Exercise prompt » Return each entry exactly, omitting nothing.

--------------------------------------------------

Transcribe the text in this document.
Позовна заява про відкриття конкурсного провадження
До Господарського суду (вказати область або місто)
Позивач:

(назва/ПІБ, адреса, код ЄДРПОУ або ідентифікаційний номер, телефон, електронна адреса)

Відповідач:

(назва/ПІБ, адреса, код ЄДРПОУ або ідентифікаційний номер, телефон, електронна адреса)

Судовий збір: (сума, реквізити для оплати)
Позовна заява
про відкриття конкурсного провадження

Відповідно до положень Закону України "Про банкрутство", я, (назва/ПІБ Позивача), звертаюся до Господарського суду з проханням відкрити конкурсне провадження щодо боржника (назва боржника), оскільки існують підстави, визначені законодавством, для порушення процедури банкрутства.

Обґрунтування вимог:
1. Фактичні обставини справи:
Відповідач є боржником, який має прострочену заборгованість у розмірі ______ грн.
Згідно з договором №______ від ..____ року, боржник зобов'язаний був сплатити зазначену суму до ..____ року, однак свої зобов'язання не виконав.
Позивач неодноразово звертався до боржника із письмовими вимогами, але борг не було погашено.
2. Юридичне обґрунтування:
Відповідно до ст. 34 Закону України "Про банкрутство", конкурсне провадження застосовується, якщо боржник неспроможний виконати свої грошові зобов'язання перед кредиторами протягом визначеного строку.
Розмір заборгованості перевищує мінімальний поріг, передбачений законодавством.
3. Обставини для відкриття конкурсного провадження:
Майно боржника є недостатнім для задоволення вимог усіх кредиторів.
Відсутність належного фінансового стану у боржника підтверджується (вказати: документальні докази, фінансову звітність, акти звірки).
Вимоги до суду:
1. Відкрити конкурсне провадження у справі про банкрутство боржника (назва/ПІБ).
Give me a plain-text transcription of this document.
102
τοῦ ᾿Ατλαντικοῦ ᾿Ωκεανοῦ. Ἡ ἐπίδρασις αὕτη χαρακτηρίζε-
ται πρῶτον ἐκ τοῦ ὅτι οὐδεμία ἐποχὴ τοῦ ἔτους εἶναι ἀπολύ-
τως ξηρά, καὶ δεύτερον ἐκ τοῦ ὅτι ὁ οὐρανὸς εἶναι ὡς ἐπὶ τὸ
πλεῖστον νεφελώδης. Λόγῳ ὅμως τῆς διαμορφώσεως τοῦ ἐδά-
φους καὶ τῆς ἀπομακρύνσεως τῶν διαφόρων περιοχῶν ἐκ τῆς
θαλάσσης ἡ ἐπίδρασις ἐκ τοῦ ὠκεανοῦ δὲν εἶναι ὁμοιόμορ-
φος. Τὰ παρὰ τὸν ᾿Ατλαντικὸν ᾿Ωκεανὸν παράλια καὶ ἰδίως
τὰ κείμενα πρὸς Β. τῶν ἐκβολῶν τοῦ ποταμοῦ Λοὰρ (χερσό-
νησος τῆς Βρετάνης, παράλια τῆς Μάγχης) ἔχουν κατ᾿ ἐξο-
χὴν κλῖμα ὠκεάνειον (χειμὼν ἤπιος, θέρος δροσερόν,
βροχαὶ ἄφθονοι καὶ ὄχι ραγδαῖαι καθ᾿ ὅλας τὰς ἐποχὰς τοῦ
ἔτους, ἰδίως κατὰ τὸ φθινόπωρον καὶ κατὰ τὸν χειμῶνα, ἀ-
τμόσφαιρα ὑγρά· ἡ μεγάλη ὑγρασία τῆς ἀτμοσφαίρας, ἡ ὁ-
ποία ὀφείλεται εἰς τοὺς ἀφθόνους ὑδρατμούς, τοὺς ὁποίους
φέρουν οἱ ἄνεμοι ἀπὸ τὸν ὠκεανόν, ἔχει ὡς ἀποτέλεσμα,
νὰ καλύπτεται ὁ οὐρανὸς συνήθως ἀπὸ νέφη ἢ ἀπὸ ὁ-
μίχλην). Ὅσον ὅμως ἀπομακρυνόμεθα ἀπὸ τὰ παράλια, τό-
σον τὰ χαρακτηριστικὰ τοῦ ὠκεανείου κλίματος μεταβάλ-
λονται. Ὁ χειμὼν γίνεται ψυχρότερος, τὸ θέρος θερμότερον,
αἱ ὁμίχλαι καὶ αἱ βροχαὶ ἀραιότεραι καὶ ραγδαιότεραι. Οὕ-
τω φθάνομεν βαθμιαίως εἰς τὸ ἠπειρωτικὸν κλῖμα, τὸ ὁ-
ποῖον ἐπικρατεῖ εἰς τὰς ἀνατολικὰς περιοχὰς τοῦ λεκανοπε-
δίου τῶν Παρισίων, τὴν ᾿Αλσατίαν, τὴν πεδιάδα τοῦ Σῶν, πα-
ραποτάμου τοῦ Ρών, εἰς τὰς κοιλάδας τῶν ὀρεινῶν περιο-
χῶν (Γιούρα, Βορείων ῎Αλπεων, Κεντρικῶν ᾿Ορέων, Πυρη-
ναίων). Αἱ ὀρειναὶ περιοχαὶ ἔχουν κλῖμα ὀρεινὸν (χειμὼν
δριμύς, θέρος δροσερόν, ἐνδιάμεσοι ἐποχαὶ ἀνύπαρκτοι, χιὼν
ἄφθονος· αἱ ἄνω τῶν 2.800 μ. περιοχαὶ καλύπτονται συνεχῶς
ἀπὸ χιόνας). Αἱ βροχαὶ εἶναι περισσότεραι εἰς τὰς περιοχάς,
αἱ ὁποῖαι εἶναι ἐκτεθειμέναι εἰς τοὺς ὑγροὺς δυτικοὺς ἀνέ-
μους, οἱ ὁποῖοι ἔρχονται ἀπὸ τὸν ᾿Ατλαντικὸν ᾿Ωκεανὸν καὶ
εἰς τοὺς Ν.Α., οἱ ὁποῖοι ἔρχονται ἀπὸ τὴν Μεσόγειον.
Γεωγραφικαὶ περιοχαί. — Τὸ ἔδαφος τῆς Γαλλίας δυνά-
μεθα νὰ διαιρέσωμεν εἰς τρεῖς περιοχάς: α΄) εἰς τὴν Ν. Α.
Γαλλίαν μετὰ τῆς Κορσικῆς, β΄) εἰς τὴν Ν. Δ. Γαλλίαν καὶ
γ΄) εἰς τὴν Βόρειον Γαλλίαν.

--------------------------------------------------

The output »
Transcribe the text in this document.
Позовна заява про відкриття конкурсного провадження
До Господарського суду (вказати область або місто)
Позивач:

(назва/ПІБ, адреса, код ЄДРПОУ або ідентифікаційний номер, телефон, електронна адреса)

Відповідач:

(назва/ПІБ, адреса, код ЄДРПОУ або ідентифікаційний номер, телефон, електронна адреса)

Судовий збір: (сума, реквізити для оплати)
Позовна заява
про відкриття конкурсного провадження

Відповідно до положень Закону України "Про банкрутство", я, (назва/ПІБ Позивача), звертаюся до Господарського суду з проханням відкрити конкурсне провадження щодо боржника (назва боржника), оскільки існують підстави, визначені законодавством, для порушення процедури банкрутства.

Обґрунтування вимог:
1. Фактичні обставини справи:
Відповідач є боржником, який має прострочену заборгованість у розмірі ______ грн.
Згідно з договором №______ від ..____ року, боржник зобов'язаний був сплатити зазначену суму до ..____ року, однак свої зобов'язання не виконав.
Позивач неодноразово звертався до боржника із письмовими вимогами, але борг не було погашено.
2. Юридичне обґрунтування:
Відповідно до ст. 34 Закону України "Про банкрутство", конкурсне провадження застосовується, якщо боржник неспроможний виконати свої грошові зобов'язання перед кредиторами протягом визначеного строку.
Розмір заборгованості перевищує мінімальний поріг, передбачений законодавством.
3. Обставини для відкриття конкурсного провадження:
Майно боржника є недостатнім для задоволення вимог усіх кредиторів.
Відсутність належного фінансового стану у боржника підтверджується (вказати: документальні докази, фінансову звітність, акти звірки).
Вимоги до суду:
1. Відкрити конкурсне провадження у справі про банкрутство боржника (назва/ПІБ).
Give me a plain-text transcription of this document.
102
τοῦ ᾿Ατλαντικοῦ ᾿Ωκεανοῦ. Ἡ ἐπίδρασις αὕτη χαρακτηρίζε-
ται πρῶτον ἐκ τοῦ ὅτι οὐδεμία ἐποχὴ τοῦ ἔτους εἶναι ἀπολύ-
τως ξηρά, καὶ δεύτερον ἐκ τοῦ ὅτι ὁ οὐρανὸς εἶναι ὡς ἐπὶ τὸ
πλεῖστον νεφελώδης. Λόγῳ ὅμως τῆς διαμορφώσεως τοῦ ἐδά-
φους καὶ τῆς ἀπομακρύνσεως τῶν διαφόρων περιοχῶν ἐκ τῆς
θαλάσσης ἡ ἐπίδρασις ἐκ τοῦ ὠκεανοῦ δὲν εἶναι ὁμοιόμορ-
φος. Τὰ παρὰ τὸν ᾿Ατλαντικὸν ᾿Ωκεανὸν παράλια καὶ ἰδίως
τὰ κείμενα πρὸς Β. τῶν ἐκβολῶν τοῦ ποταμοῦ Λοὰρ (χερσό-
νησος τῆς Βρετάνης, παράλια τῆς Μάγχης) ἔχουν κατ᾿ ἐξο-
χὴν κλῖμα ὠκεάνειον (χειμὼν ἤπιος, θέρος δροσερόν,
βροχαὶ ἄφθονοι καὶ ὄχι ραγδαῖαι καθ᾿ ὅλας τὰς ἐποχὰς τοῦ
ἔτους, ἰδίως κατὰ τὸ φθινόπωρον καὶ κατὰ τὸν χειμῶνα, ἀ-
τμόσφαιρα ὑγρά· ἡ μεγάλη ὑγρασία τῆς ἀτμοσφαίρας, ἡ ὁ-
ποία ὀφείλεται εἰς τοὺς ἀφθόνους ὑδρατμούς, τοὺς ὁποίους
φέρουν οἱ ἄνεμοι ἀπὸ τὸν ὠκεανόν, ἔχει ὡς ἀποτέλεσμα,
νὰ καλύπτεται ὁ οὐρανὸς συνήθως ἀπὸ νέφη ἢ ἀπὸ ὁ-
μίχλην). Ὅσον ὅμως ἀπομακρυνόμεθα ἀπὸ τὰ παράλια, τό-
σον τὰ χαρακτηριστικὰ τοῦ ὠκεανείου κλίματος μεταβάλ-
λονται. Ὁ χειμὼν γίνεται ψυχρότερος, τὸ θέρος θερμότερον,
αἱ ὁμίχλαι καὶ αἱ βροχαὶ ἀραιότεραι καὶ ραγδαιότεραι. Οὕ-
τω φθάνομεν βαθμιαίως εἰς τὸ ἠπειρωτικὸν κλῖμα, τὸ ὁ-
ποῖον ἐπικρατεῖ εἰς τὰς ἀνατολικὰς περιοχὰς τοῦ λεκανοπε-
δίου τῶν Παρισίων, τὴν ᾿Αλσατίαν, τὴν πεδιάδα τοῦ Σῶν, πα-
ραποτάμου τοῦ Ρών, εἰς τὰς κοιλάδας τῶν ὀρεινῶν περιο-
χῶν (Γιούρα, Βορείων ῎Αλπεων, Κεντρικῶν ᾿Ορέων, Πυρη-
ναίων). Αἱ ὀρειναὶ περιοχαὶ ἔχουν κλῖμα ὀρεινὸν (χειμὼν
δριμύς, θέρος δροσερόν, ἐνδιάμεσοι ἐποχαὶ ἀνύπαρκτοι, χιὼν
ἄφθονος· αἱ ἄνω τῶν 2.800 μ. περιοχαὶ καλύπτονται συνεχῶς
ἀπὸ χιόνας). Αἱ βροχαὶ εἶναι περισσότεραι εἰς τὰς περιοχάς,
αἱ ὁποῖαι εἶναι ἐκτεθειμέναι εἰς τοὺς ὑγροὺς δυτικοὺς ἀνέ-
μους, οἱ ὁποῖοι ἔρχονται ἀπὸ τὸν ᾿Ατλαντικὸν ᾿Ωκεανὸν καὶ
εἰς τοὺς Ν.Α., οἱ ὁποῖοι ἔρχονται ἀπὸ τὴν Μεσόγειον.
Γεωγραφικαὶ περιοχαί. — Τὸ ἔδαφος τῆς Γαλλίας δυνά-
μεθα νὰ διαιρέσωμεν εἰς τρεῖς περιοχάς: α΄) εἰς τὴν Ν. Α.
Γαλλίαν μετὰ τῆς Κορσικῆς, β΄) εἰς τὴν Ν. Δ. Γαλλίαν καὶ
γ΄) εἰς τὴν Βόρειον Γαλλίαν.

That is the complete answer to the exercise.